> **Required work**
Repeat the whole listing exactly as written.
******************************
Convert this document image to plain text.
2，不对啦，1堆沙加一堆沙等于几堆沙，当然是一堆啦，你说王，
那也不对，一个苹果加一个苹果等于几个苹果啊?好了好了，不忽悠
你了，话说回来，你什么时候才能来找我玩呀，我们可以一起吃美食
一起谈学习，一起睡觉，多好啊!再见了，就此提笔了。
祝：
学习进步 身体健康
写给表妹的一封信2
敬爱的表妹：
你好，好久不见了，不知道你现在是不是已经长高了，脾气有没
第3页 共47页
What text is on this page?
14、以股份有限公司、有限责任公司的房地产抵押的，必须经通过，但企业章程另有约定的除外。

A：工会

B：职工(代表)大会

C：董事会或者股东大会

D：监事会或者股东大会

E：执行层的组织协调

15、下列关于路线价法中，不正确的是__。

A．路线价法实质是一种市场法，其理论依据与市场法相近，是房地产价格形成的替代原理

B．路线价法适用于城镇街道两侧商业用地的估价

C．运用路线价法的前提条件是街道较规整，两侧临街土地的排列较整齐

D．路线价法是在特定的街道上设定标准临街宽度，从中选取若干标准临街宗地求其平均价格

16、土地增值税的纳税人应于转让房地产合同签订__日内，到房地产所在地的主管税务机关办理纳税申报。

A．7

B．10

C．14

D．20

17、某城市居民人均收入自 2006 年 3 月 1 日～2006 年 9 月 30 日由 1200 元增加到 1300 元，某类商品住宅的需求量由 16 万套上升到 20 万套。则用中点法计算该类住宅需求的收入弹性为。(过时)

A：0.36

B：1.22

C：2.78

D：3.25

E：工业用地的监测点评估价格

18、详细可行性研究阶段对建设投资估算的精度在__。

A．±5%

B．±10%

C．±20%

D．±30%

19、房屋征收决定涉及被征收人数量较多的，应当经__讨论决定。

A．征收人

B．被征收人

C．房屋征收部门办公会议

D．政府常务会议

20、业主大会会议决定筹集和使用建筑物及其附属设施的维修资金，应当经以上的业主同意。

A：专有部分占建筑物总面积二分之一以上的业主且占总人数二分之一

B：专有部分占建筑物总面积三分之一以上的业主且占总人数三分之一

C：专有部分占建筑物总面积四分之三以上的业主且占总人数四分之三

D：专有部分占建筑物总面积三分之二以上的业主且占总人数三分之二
******************************
> **Worked answer**
Convert this document image to plain text.
2，不对啦，1堆沙加一堆沙等于几堆沙，当然是一堆啦，你说王，
那也不对，一个苹果加一个苹果等于几个苹果啊?好了好了，不忽悠
你了，话说回来，你什么时候才能来找我玩呀，我们可以一起吃美食
一起谈学习，一起睡觉，多好啊!再见了，就此提笔了。
祝：
学习进步 身体健康
写给表妹的一封信2
敬爱的表妹：
你好，好久不见了，不知道你现在是不是已经长高了，脾气有没
第3页 共47页
What text is on this page?
14、以股份有限公司、有限责任公司的房地产抵押的，必须经通过，但企业章程另有约定的除外。

A：工会

B：职工(代表)大会

C：董事会或者股东大会

D：监事会或者股东大会

E：执行层的组织协调

15、下列关于路线价法中，不正确的是__。

A．路线价法实质是一种市场法，其理论依据与市场法相近，是房地产价格形成的替代原理

B．路线价法适用于城镇街道两侧商业用地的估价

C．运用路线价法的前提条件是街道较规整，两侧临街土地的排列较整齐

D．路线价法是在特定的街道上设定标准临街宽度，从中选取若干标准临街宗地求其平均价格

16、土地增值税的纳税人应于转让房地产合同签订__日内，到房地产所在地的主管税务机关办理纳税申报。

A．7

B．10

C．14

D．20

17、某城市居民人均收入自 2006 年 3 月 1 日～2006 年 9 月 30 日由 1200 元增加到 1300 元，某类商品住宅的需求量由 16 万套上升到 20 万套。则用中点法计算该类住宅需求的收入弹性为。(过时)

A：0.36

B：1.22

C：2.78

D：3.25

E：工业用地的监测点评估价格

18、详细可行性研究阶段对建设投资估算的精度在__。

A．±5%

B．±10%

C．±20%

D．±30%

19、房屋征收决定涉及被征收人数量较多的，应当经__讨论决定。

A．征收人

B．被征收人

C．房屋征收部门办公会议

D．政府常务会议

20、业主大会会议决定筹集和使用建筑物及其附属设施的维修资金，应当经以上的业主同意。

A：专有部分占建筑物总面积二分之一以上的业主且占总人数二分之一

B：专有部分占建筑物总面积三分之一以上的业主且占总人数三分之一

C：专有部分占建筑物总面积四分之三以上的业主且占总人数四分之三

D：专有部分占建筑物总面积三分之二以上的业主且占总人数三分之二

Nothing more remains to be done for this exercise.